◆ **Your objective**
Please continue the blog post below about the Wilson decision and British Columbia's IRP scheme, starting right after its final sentence.

◆ **Selected passage**
####
Crumbling IRP scheme – another big BC Supreme Court decision

The BC Supreme Court released an important decision last week in an IRP appeal hearing. This decision opens the door for defences to IRPs that should have worked from the beginning. The decision is located here: Wilson v. British Columbia (Superintendent of Motor Vehicles) 2013 BCSC 1638. This is another example of the crumbling IRP scheme that we’ve discussed before.

The Motor Vehicle Act specifically states that, in order to issue an Immediate Roadside Prohibition, a peace officer must make a demand under the Criminal Code for a breath sample, the result must be either a Warn or a Fail, and the officer must believe as a result of the analysis that the person’s ability to drive is affected by alcohol.

Until last week, the Superintendent’s office refused to consider whether or not there was evidence that the driver’s ability to drive was affected by alcohol. IRPs were regularly issued to individuals who displayed no symptoms of intoxication whatsoever, and these IRPs were upheld on review.

In the Wilson case, the driver blew a “Warn” on an ASD and was issued a 3-day prohibition. The only symptom of alcohol consumption Mr. Wilson displayed was an odour of liquor on his breath. At the hearing, it was argued that the police officer did not have reasonable grounds to believe that Mr. Wilson’s ability to drive was affected by alcohol.
####
◆ **Extracted data**
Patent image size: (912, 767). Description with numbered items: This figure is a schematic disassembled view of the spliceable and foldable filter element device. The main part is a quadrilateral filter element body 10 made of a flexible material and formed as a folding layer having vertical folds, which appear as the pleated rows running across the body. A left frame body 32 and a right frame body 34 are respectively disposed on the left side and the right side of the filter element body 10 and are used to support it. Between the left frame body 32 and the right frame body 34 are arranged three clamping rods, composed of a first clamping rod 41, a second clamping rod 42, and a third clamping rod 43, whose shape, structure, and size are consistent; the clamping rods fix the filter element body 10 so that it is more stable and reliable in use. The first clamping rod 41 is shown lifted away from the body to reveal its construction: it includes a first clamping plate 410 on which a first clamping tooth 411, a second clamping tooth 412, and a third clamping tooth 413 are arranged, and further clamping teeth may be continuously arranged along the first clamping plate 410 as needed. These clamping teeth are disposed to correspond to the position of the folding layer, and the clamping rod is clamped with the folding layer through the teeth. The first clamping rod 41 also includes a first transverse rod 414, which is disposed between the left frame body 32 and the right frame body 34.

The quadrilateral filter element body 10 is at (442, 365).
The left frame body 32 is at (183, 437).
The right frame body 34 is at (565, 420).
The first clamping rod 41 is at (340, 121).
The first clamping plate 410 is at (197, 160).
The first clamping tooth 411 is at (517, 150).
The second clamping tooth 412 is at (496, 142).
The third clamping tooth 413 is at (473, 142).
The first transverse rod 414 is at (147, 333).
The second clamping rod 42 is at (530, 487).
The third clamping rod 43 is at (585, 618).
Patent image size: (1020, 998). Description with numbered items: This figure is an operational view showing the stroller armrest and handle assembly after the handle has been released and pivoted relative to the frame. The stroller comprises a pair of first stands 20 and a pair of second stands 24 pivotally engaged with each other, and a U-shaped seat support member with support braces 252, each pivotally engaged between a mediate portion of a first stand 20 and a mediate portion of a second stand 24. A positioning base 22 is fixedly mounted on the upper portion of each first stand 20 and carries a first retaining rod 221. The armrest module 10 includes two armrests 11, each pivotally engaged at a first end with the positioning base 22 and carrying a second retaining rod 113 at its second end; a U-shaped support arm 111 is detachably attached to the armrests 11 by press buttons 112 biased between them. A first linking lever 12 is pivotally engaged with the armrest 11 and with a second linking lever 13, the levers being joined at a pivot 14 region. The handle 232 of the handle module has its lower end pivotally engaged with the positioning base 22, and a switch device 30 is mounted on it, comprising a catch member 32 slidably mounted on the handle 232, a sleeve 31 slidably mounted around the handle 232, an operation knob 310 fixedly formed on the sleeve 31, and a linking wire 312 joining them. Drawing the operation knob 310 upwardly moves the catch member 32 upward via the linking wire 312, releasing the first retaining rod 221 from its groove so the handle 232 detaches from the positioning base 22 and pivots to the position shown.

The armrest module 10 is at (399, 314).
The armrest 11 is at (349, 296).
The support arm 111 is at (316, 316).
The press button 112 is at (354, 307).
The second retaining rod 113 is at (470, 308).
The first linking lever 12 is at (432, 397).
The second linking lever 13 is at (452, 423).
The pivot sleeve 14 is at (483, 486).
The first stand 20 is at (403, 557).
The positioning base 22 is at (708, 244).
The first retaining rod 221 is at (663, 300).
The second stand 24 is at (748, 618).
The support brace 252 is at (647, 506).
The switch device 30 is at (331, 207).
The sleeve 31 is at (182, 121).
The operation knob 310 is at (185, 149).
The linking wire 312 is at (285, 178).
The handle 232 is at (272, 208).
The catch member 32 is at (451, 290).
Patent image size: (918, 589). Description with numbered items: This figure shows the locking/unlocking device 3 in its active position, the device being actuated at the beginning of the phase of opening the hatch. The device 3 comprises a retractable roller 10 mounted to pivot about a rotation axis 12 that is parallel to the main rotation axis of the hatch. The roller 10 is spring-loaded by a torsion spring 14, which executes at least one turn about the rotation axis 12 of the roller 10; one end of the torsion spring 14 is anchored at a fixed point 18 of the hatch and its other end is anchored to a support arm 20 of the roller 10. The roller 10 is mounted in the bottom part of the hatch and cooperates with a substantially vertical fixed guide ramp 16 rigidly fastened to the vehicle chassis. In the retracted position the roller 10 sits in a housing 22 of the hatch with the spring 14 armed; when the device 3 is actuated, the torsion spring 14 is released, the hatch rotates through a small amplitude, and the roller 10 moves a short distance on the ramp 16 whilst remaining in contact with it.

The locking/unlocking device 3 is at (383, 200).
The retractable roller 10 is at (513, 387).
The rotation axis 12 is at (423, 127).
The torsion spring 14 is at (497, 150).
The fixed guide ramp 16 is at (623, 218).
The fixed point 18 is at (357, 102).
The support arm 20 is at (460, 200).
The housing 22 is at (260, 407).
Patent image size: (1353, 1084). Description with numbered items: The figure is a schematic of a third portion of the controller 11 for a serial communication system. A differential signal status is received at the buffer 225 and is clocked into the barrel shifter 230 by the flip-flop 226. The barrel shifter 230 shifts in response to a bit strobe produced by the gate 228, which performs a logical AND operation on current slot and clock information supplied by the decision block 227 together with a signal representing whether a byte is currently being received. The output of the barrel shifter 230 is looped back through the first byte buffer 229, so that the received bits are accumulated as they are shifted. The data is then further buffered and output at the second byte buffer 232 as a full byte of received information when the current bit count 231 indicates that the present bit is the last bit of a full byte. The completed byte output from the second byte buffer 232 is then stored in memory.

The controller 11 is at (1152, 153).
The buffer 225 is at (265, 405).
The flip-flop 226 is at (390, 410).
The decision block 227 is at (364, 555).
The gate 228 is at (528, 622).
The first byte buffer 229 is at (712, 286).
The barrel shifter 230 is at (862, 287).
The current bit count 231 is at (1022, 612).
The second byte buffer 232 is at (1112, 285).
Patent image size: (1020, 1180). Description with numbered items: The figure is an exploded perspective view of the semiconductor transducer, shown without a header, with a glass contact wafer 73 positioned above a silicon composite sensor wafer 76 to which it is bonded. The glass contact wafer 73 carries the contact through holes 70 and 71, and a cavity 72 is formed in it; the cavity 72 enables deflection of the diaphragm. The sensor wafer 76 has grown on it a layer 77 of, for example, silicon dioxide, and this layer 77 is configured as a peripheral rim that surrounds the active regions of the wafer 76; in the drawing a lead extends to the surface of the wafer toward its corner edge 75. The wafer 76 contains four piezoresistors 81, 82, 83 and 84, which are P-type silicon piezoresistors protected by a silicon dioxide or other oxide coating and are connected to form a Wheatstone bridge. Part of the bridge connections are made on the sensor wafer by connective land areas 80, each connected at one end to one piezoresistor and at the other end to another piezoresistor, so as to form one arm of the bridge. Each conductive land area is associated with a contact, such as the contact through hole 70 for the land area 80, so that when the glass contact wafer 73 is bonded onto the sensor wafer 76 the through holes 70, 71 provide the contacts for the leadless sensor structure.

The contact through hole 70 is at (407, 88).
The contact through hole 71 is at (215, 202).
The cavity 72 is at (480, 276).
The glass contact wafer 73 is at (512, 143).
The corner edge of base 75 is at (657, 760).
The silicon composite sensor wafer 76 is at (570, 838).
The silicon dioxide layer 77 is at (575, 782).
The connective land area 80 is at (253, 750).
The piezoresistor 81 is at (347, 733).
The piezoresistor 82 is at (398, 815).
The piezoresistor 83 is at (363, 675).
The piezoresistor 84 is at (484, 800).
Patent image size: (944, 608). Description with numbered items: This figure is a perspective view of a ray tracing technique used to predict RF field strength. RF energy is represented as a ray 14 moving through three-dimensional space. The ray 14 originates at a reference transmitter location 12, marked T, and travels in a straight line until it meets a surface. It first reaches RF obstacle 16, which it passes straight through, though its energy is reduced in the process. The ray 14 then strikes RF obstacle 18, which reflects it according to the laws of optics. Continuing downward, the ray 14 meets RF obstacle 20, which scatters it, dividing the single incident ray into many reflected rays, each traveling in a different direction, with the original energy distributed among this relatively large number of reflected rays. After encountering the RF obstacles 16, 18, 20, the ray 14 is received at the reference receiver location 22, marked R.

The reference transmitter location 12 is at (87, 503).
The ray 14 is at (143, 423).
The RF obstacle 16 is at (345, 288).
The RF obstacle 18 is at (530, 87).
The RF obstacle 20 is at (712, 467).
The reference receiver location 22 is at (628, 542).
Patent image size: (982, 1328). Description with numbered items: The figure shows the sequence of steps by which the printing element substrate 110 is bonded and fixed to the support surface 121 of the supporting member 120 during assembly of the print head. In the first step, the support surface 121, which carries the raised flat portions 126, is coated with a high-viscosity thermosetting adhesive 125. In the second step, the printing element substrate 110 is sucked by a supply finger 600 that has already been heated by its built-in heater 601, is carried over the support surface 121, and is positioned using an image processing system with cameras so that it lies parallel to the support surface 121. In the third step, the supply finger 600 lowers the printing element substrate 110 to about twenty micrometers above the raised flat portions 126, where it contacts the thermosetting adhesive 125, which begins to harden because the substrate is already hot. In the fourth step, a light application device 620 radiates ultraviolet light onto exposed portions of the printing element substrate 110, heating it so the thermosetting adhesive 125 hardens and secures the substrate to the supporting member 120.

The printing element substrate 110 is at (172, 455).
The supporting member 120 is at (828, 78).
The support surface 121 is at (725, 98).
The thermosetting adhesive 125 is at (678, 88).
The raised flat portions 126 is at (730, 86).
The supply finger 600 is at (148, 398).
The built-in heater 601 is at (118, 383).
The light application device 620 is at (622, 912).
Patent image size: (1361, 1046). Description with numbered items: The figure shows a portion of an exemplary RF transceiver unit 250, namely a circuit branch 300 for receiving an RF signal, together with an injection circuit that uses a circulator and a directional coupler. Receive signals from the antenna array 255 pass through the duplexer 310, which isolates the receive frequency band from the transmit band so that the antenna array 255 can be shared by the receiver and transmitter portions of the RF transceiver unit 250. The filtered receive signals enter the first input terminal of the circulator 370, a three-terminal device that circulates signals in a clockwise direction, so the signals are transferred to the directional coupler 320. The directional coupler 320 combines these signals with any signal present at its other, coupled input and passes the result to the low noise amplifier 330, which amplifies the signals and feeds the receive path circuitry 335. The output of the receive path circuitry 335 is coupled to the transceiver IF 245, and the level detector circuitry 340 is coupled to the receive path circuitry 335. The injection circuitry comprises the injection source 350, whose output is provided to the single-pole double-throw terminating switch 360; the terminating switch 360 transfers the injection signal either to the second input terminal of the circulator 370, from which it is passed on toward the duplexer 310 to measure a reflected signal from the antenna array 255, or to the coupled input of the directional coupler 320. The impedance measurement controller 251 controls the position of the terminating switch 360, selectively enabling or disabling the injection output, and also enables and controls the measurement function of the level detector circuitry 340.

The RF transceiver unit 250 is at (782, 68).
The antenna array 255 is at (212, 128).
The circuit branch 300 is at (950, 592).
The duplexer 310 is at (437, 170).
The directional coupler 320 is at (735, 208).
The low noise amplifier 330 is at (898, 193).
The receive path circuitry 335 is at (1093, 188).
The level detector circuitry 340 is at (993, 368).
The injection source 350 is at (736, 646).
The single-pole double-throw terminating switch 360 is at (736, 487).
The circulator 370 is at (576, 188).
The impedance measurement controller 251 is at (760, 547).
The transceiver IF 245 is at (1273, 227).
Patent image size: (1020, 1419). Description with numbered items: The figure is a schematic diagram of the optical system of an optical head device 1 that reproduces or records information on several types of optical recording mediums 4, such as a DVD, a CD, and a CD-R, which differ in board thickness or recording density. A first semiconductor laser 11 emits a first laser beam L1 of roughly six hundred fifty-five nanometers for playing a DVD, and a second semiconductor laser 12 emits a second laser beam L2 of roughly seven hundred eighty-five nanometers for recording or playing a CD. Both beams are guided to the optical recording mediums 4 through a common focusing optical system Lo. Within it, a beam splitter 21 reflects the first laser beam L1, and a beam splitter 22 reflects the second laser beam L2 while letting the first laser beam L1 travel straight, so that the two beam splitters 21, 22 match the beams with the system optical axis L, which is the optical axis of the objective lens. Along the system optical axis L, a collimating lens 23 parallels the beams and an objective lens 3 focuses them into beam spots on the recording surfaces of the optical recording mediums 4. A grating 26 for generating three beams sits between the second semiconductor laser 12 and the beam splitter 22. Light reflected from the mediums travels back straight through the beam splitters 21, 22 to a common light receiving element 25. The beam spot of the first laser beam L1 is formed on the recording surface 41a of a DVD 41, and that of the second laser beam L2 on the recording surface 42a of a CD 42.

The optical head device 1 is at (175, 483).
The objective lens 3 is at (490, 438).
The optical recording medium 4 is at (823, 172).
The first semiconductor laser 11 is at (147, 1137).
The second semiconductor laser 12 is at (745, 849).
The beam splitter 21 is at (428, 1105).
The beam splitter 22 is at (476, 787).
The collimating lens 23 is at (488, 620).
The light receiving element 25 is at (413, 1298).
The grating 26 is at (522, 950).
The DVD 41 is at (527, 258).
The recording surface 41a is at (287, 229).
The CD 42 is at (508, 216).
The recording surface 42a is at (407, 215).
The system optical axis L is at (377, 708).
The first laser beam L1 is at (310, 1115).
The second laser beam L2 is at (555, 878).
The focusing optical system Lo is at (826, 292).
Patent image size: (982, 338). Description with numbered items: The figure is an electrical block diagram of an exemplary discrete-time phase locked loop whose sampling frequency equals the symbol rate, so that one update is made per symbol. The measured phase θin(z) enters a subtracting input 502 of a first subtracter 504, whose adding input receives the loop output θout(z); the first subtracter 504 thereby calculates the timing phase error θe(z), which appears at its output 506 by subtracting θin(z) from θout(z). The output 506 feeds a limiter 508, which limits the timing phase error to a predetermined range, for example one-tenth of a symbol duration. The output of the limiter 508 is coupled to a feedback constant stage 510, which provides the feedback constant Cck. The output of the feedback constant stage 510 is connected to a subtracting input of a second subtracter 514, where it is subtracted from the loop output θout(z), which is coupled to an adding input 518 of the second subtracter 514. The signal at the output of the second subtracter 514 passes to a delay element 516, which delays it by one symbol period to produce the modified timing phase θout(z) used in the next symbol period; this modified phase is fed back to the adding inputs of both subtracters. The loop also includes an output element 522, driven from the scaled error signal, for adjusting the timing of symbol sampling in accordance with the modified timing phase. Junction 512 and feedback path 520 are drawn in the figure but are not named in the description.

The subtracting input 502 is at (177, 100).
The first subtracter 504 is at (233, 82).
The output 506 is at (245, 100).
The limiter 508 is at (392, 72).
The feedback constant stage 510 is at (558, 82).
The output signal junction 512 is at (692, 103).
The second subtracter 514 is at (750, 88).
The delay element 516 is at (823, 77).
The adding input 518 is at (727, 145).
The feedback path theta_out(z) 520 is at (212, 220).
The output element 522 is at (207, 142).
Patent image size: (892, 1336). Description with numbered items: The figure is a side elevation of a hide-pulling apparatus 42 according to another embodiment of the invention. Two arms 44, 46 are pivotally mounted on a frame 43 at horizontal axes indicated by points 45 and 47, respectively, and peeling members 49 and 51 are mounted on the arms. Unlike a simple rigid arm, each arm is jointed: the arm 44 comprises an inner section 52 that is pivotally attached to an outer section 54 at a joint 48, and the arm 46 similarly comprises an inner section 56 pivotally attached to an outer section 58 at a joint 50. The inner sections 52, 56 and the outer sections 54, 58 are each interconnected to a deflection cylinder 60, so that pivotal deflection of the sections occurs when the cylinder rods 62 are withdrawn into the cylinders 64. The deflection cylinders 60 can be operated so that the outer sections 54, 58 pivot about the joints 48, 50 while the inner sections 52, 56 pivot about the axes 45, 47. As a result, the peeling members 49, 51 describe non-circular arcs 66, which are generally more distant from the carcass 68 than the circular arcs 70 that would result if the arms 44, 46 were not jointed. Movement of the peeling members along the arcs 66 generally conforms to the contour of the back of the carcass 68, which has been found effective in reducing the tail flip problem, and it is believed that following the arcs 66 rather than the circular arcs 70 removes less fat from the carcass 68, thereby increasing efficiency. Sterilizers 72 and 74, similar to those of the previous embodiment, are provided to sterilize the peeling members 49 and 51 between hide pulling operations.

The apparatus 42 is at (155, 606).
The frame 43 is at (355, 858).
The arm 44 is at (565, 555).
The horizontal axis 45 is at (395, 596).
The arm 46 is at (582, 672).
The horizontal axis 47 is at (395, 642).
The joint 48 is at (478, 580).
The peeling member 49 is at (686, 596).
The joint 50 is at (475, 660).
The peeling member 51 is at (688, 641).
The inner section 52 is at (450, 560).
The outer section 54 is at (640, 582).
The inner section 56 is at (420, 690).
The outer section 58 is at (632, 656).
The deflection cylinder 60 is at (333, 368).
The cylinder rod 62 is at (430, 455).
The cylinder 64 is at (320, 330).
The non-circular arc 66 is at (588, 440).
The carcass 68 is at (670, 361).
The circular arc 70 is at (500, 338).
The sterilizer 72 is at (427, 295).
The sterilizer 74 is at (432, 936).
####
◆ **Task answer**
The OSMV rejected this argument, saying that the Notice of Driving Prohibition stated the officer’s belief, and that the WARN reading itself was evidence that Mr. Wilson’s ability to drive was affected by alcohol.

In speaking of this approach, the Court held:

[20] If the legislature had intended for a Notice to be issued strictly on the basis of a WARN reading, it could have done so by eliminating the need for the peace officer to believe that the analysis indicated the driving ability to be affected.
[21] A plain reading of the legislation requires more than just a WARN reading. There is no presumption that a driver’s ability to drive is affected by alcohol solely on the basis of a WARN reading.
[22] Unless Mr. Wilson’s ability to drive was affected by alcohol, the peace officer had no basis upon which to issue the Notice.

If you were unsuccessful appealing your IRP to the Superintendent of Motor Vehicles because you were not affected by alcohol (ie, that you argued you were not “drunk” or “impaired”) we believe that you should be entitled to a re-hearing based on this BC Supreme Court decision.